▸ **Consigne**: Dans le témoignage, reformulez sous forme de liste le paragraphe qui commence par « Ensuite, ce que je vis est génial » en conservant ses faits principaux.

▸ **Texte fourni**:
Il s’est avéré que je n’étais pas trop mauvaise donc ma mère m’a poussée à faire ça sérieusement. Je suis entrée au conservatoire et naturellement je me suis dit que j’allais être danseuse. Je voulais être comme toutes ces belles femmes élancées. Pour moi ça restait logique avec ce fantasme de la femme parfaite dans lequel j’avais été élevée. Je suis longtemps restée dans cette idée.

En sortant du lycée, je me suis posé la question de mon avenir en tant que danseuse. J’étais douée mais pas assez exceptionnelle pour intégrer une grande compagnie prestigieuse. Je me disais que je n’arriverai jamais à atteindre ce niveau.
Alors, je me suis consacrée à la psychologie. J’ai passé ma maîtrise que j’ai adoré suivre. Ça m’a toujours intéressée. Dans la famille on est soit dans le social soit artiste. Moi, je suis un peu au carrefour.

Pendant ces années, j’ai rencontré mon futur mari. Il m’a très vite demandé quel était mon rêve. A cette époque c’était encore la danse.
Il m’a pris par la main et m’a dit qu’on allait à Paris pour que je passe mon diplôme d’état. “Tu vas faire ce que tu as toujours voulu faire”. Le rêve. Ça me convenait très bien. Mais là encore, ce n’était pas vraiment ma propre décision.
Ensuite, ce que je vis est génial. On habite à Paris. J’intègre une superbe école. Je me fais des amis fantastiques. J’en chie évidemment mais je fais ce que je pensais vouloir faire.

Et alors que je me sentais super bien, mon mari a pris seul la décision de rentrer à Metz. Je l’aimais énormément alors évidemment je l’ai suivi. On est revenu dans notre région et il a voulu acheter la maison de sa famille. Et là aussi j’ai dit oui.

Ce n’est en aucun cas des choix que je regrette.

Mais je constate qu’ils m’ont été un peu imposés. Il ne m’avait pas vraiment laissé le choix. C’est mon point faible, j’ai beaucoup de mal à prendre des décisions impulsives qui peuvent changer ma vie. Grosso modo, je suis une grosse trouillarde qui n’a pas les couilles de sortir de sa zone de confort.

A cette époque, j’avais l’impression d’avoir tout pour être la plus heureuse. J’avais eu une belle enfance où je n’avais jamais été dans le besoin. Je réussissais ce que j’entreprenais. J’avais des anges qui me protégeaient au-dessus de ma tête.

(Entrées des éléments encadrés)
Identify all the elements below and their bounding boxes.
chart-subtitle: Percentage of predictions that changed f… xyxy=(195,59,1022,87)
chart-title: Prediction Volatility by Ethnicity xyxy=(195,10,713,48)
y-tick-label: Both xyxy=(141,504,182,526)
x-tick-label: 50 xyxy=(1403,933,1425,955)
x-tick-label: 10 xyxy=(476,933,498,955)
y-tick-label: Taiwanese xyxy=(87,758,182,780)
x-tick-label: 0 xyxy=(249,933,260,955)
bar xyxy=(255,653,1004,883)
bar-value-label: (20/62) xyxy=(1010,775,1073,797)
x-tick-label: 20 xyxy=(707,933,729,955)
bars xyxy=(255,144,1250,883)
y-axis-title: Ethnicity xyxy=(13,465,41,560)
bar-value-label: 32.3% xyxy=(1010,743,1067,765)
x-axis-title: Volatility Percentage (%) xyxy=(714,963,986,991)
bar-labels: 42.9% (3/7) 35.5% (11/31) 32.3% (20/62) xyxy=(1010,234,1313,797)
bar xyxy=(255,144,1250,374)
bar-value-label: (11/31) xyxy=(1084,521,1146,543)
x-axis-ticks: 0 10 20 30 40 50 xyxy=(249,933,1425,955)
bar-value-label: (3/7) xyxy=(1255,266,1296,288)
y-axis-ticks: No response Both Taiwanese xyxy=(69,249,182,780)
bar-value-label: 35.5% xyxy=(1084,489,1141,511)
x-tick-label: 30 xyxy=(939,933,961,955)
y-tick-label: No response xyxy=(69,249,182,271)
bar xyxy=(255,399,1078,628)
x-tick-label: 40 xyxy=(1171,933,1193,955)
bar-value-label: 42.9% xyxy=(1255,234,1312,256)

▸ **Corrigé**:
- Une période vécue comme géniale
- La vie à Paris
- L'entrée dans une superbe école
- Des amis fantastiques
- Beaucoup de difficultés, mais l'activité qu'on pensait vouloir faire